▶ **WORK REQUIRED**
Your answer should be a single number: the count of lines that include "this".

Start of DATASET RECORDS

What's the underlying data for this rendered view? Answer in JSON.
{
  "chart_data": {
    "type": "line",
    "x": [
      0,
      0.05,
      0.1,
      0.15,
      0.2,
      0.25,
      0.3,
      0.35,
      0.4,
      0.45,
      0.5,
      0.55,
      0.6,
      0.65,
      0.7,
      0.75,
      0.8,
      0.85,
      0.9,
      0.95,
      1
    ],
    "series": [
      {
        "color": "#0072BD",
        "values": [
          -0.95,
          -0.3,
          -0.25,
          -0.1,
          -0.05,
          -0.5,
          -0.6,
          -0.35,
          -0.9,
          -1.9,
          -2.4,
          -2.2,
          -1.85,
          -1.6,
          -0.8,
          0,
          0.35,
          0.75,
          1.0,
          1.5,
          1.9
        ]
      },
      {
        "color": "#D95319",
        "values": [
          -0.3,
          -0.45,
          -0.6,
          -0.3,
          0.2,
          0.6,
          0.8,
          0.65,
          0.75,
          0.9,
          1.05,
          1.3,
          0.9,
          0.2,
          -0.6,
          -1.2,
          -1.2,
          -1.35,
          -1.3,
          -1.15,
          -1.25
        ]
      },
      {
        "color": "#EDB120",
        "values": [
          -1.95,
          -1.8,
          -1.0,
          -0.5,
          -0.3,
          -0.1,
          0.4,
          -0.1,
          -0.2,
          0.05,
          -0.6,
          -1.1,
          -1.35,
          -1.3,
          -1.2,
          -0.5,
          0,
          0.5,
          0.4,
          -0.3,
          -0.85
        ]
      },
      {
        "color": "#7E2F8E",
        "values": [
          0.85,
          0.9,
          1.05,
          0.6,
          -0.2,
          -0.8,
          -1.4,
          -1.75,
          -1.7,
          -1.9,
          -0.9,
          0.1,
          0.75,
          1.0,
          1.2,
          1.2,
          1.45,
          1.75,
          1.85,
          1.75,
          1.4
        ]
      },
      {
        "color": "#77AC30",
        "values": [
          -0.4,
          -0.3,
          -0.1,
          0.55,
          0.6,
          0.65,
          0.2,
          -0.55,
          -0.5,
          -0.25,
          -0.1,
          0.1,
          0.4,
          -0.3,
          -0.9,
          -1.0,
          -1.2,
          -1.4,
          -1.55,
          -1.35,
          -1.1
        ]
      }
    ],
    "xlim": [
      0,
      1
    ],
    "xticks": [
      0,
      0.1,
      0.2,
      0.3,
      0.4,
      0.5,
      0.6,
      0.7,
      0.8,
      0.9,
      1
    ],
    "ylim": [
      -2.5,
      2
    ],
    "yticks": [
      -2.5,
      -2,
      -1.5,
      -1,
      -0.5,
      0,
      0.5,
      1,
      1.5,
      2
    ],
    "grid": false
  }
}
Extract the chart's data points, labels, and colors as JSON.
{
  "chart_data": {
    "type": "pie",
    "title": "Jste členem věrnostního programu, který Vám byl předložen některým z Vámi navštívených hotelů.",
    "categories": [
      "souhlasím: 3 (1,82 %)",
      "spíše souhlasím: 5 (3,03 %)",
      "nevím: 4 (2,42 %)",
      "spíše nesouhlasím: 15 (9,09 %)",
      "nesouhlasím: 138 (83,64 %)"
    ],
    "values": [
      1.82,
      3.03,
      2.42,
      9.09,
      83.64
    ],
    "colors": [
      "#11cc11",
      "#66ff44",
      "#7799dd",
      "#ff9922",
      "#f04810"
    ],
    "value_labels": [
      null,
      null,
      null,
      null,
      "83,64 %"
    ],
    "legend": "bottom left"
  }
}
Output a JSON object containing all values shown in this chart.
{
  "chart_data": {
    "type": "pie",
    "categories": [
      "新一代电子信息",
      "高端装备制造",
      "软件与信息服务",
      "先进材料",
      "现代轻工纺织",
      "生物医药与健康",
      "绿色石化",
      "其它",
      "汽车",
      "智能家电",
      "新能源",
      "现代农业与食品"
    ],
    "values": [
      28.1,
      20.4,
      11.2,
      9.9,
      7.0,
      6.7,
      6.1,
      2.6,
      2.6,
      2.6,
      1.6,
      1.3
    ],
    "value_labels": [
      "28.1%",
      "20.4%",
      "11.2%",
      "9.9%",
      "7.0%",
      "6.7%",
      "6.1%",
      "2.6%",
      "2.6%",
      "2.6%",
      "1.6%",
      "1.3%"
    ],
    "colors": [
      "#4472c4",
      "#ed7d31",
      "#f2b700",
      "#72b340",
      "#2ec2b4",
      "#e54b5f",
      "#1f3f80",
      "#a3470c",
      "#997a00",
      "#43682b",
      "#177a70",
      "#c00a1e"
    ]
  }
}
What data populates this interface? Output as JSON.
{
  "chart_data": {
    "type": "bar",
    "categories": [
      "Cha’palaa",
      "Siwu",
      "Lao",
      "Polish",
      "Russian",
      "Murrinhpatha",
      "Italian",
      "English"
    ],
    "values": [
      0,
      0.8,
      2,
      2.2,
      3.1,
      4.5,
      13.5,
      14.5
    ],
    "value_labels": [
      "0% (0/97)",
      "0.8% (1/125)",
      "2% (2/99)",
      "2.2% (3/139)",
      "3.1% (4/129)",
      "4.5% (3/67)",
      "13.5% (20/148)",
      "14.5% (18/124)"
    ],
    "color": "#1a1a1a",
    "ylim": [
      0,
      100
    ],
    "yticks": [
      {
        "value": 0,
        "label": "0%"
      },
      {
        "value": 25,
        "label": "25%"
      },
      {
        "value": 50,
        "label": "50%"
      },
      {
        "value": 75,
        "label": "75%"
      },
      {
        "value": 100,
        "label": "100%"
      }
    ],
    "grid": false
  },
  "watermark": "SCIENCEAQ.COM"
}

End of DATASET RECORDS

▶ **RIGHT ANSWER**
3